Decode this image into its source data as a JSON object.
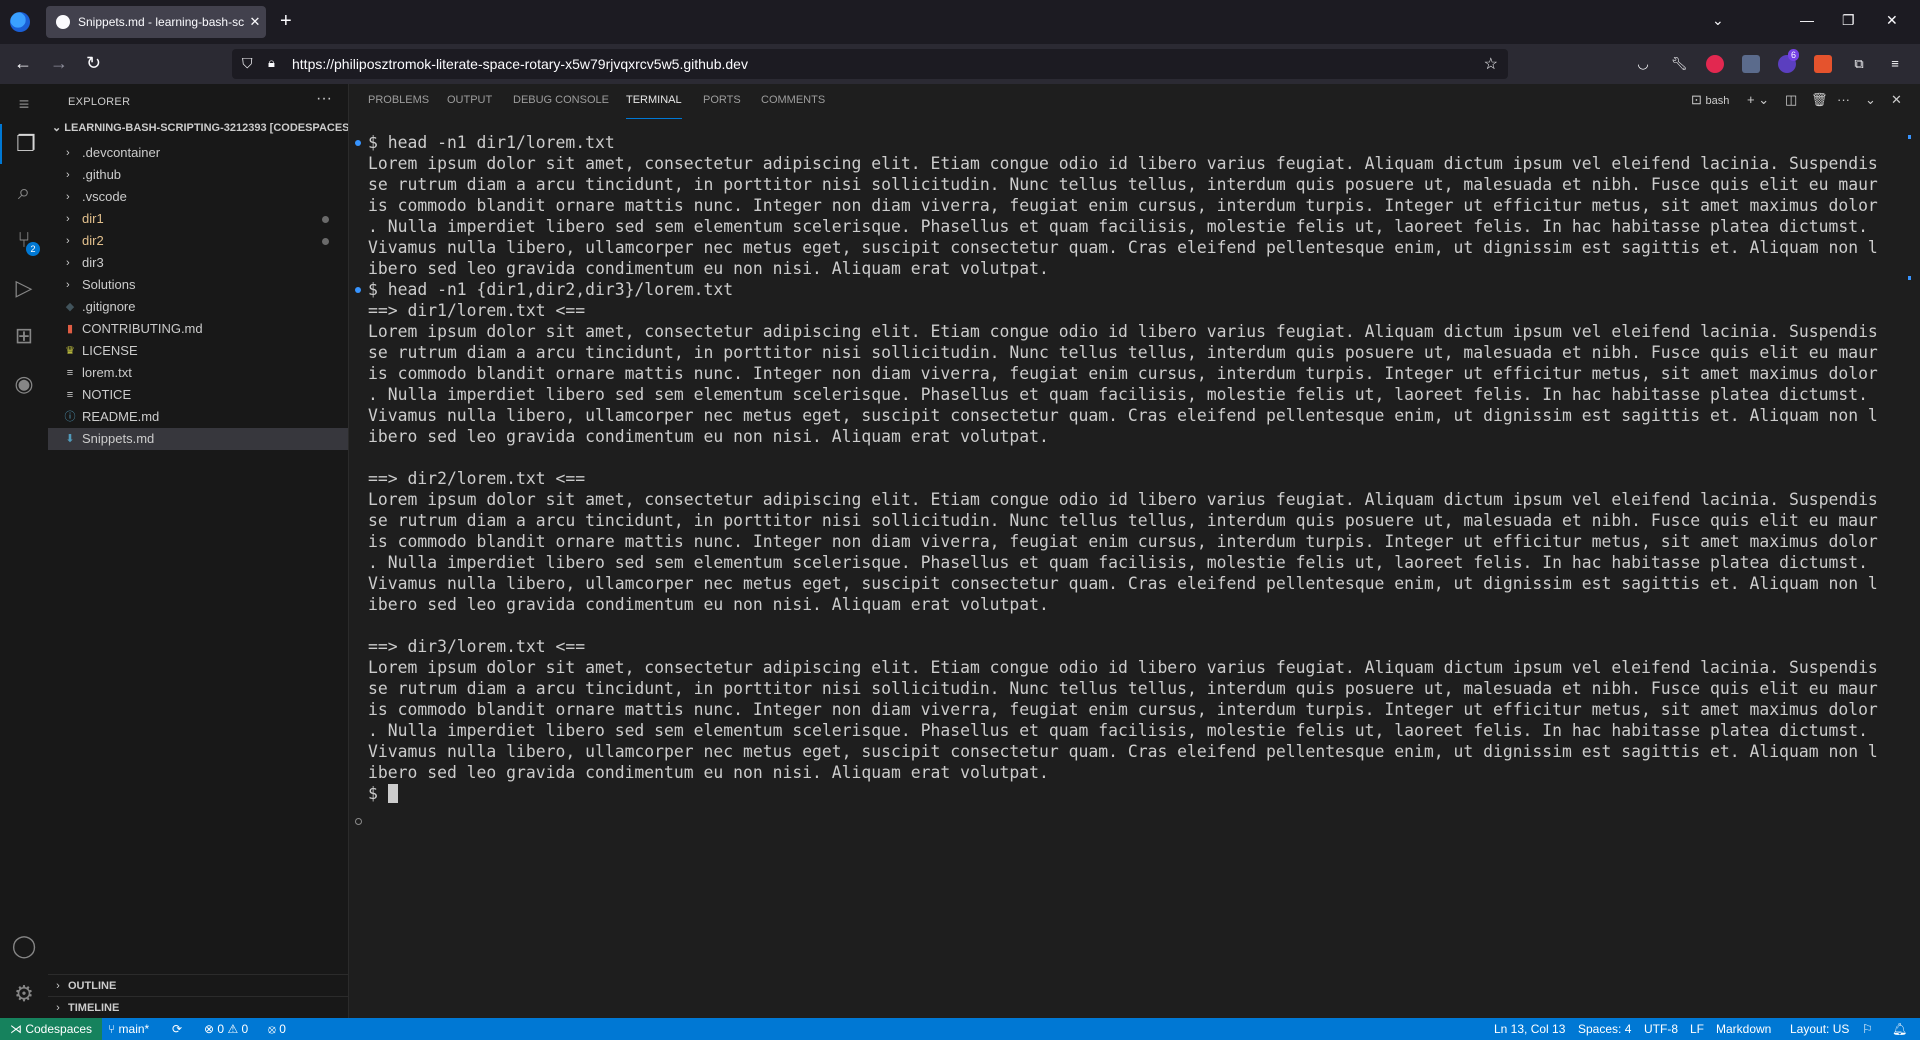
{
  "browser": {
    "tab_title": "Snippets.md - learning-bash-sc",
    "url": "https://philiposztromok-literate-space-rotary-x5w79rjvqxrcv5w5.github.dev",
    "ext_badge": "6"
  },
  "explorer": {
    "title": "EXPLORER",
    "root": "LEARNING-BASH-SCRIPTING-3212393 [CODESPACES]",
    "items": [
      {
        "label": ".devcontainer",
        "type": "folder"
      },
      {
        "label": ".github",
        "type": "folder"
      },
      {
        "label": ".vscode",
        "type": "folder"
      },
      {
        "label": "dir1",
        "type": "folder",
        "modified": true
      },
      {
        "label": "dir2",
        "type": "folder",
        "modified": true
      },
      {
        "label": "dir3",
        "type": "folder"
      },
      {
        "label": "Solutions",
        "type": "folder"
      },
      {
        "label": ".gitignore",
        "type": "file",
        "icon": "git-icon"
      },
      {
        "label": "CONTRIBUTING.md",
        "type": "file",
        "icon": "contributing-icon"
      },
      {
        "label": "LICENSE",
        "type": "file",
        "icon": "license-icon"
      },
      {
        "label": "lorem.txt",
        "type": "file",
        "icon": "text-file-icon"
      },
      {
        "label": "NOTICE",
        "type": "file",
        "icon": "text-file-icon"
      },
      {
        "label": "README.md",
        "type": "file",
        "icon": "info-icon"
      },
      {
        "label": "Snippets.md",
        "type": "file",
        "icon": "markdown-icon",
        "selected": true
      }
    ],
    "outline": "OUTLINE",
    "timeline": "TIMELINE",
    "scm_badge": "2"
  },
  "panel": {
    "tabs": [
      "PROBLEMS",
      "OUTPUT",
      "DEBUG CONSOLE",
      "TERMINAL",
      "PORTS",
      "COMMENTS"
    ],
    "active_tab": "TERMINAL",
    "shell": "bash"
  },
  "terminal": {
    "cmd1": "$ head -n1 dir1/lorem.txt",
    "cmd2": "$ head -n1 {dir1,dir2,dir3}/lorem.txt",
    "hdr1": "==> dir1/lorem.txt <==",
    "hdr2": "==> dir2/lorem.txt <==",
    "hdr3": "==> dir3/lorem.txt <==",
    "lorem": [
      "Lorem ipsum dolor sit amet, consectetur adipiscing elit. Etiam congue odio id libero varius feugiat. Aliquam dictum ipsum vel eleifend lacinia. Suspendis",
      "se rutrum diam a arcu tincidunt, in porttitor nisi sollicitudin. Nunc tellus tellus, interdum quis posuere ut, malesuada et nibh. Fusce quis elit eu maur",
      "is commodo blandit ornare mattis nunc. Integer non diam viverra, feugiat enim cursus, interdum turpis. Integer ut efficitur metus, sit amet maximus dolor",
      ". Nulla imperdiet libero sed sem elementum scelerisque. Phasellus et quam facilisis, molestie felis ut, laoreet felis. In hac habitasse platea dictumst.",
      "Vivamus nulla libero, ullamcorper nec metus eget, suscipit consectetur quam. Cras eleifend pellentesque enim, ut dignissim est sagittis et. Aliquam non l",
      "ibero sed leo gravida condimentum eu non nisi. Aliquam erat volutpat."
    ],
    "prompt": "$ "
  },
  "status": {
    "remote": "Codespaces",
    "branch": "main*",
    "problems": "0",
    "warnings": "0",
    "ports": "0",
    "position": "Ln 13, Col 13",
    "spaces": "Spaces: 4",
    "encoding": "UTF-8",
    "eol": "LF",
    "language": "Markdown",
    "layout": "Layout: US"
  }
}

####

*EXERCISE DETAILS*:
Each record above is to be restated exactly, with its pictures removed from the copy.

*COMPLETED TASK*:
Decode this image into its source data as a JSON object.
{
  "browser": {
    "tab_title": "Snippets.md - learning-bash-sc",
    "url": "https://philiposztromok-literate-space-rotary-x5w79rjvqxrcv5w5.github.dev",
    "ext_badge": "6"
  },
  "explorer": {
    "title": "EXPLORER",
    "root": "LEARNING-BASH-SCRIPTING-3212393 [CODESPACES]",
    "items": [
      {
        "label": ".devcontainer",
        "type": "folder"
      },
      {
        "label": ".github",
        "type": "folder"
      },
      {
        "label": ".vscode",
        "type": "folder"
      },
      {
        "label": "dir1",
        "type": "folder",
        "modified": true
      },
      {
        "label": "dir2",
        "type": "folder",
        "modified": true
      },
      {
        "label": "dir3",
        "type": "folder"
      },
      {
        "label": "Solutions",
        "type": "folder"
      },
      {
        "label": ".gitignore",
        "type": "file",
        "icon": "git-icon"
      },
      {
        "label": "CONTRIBUTING.md",
        "type": "file",
        "icon": "contributing-icon"
      },
      {
        "label": "LICENSE",
        "type": "file",
        "icon": "license-icon"
      },
      {
        "label": "lorem.txt",
        "type": "file",
        "icon": "text-file-icon"
      },
      {
        "label": "NOTICE",
        "type": "file",
        "icon": "text-file-icon"
      },
      {
        "label": "README.md",
        "type": "file",
        "icon": "info-icon"
      },
      {
        "label": "Snippets.md",
        "type": "file",
        "icon": "markdown-icon",
        "selected": true
      }
    ],
    "outline": "OUTLINE",
    "timeline": "TIMELINE",
    "scm_badge": "2"
  },
  "panel": {
    "tabs": [
      "PROBLEMS",
      "OUTPUT",
      "DEBUG CONSOLE",
      "TERMINAL",
      "PORTS",
      "COMMENTS"
    ],
    "active_tab": "TERMINAL",
    "shell": "bash"
  },
  "terminal": {
    "cmd1": "$ head -n1 dir1/lorem.txt",
    "cmd2": "$ head -n1 {dir1,dir2,dir3}/lorem.txt",
    "hdr1": "==> dir1/lorem.txt <==",
    "hdr2": "==> dir2/lorem.txt <==",
    "hdr3": "==> dir3/lorem.txt <==",
    "lorem": [
      "Lorem ipsum dolor sit amet, consectetur adipiscing elit. Etiam congue odio id libero varius feugiat. Aliquam dictum ipsum vel eleifend lacinia. Suspendis",
      "se rutrum diam a arcu tincidunt, in porttitor nisi sollicitudin. Nunc tellus tellus, interdum quis posuere ut, malesuada et nibh. Fusce quis elit eu maur",
      "is commodo blandit ornare mattis nunc. Integer non diam viverra, feugiat enim cursus, interdum turpis. Integer ut efficitur metus, sit amet maximus dolor",
      ". Nulla imperdiet libero sed sem elementum scelerisque. Phasellus et quam facilisis, molestie felis ut, laoreet felis. In hac habitasse platea dictumst.",
      "Vivamus nulla libero, ullamcorper nec metus eget, suscipit consectetur quam. Cras eleifend pellentesque enim, ut dignissim est sagittis et. Aliquam non l",
      "ibero sed leo gravida condimentum eu non nisi. Aliquam erat volutpat."
    ],
    "prompt": "$ "
  },
  "status": {
    "remote": "Codespaces",
    "branch": "main*",
    "problems": "0",
    "warnings": "0",
    "ports": "0",
    "position": "Ln 13, Col 13",
    "spaces": "Spaces: 4",
    "encoding": "UTF-8",
    "eol": "LF",
    "language": "Markdown",
    "layout": "Layout: US"
  }
}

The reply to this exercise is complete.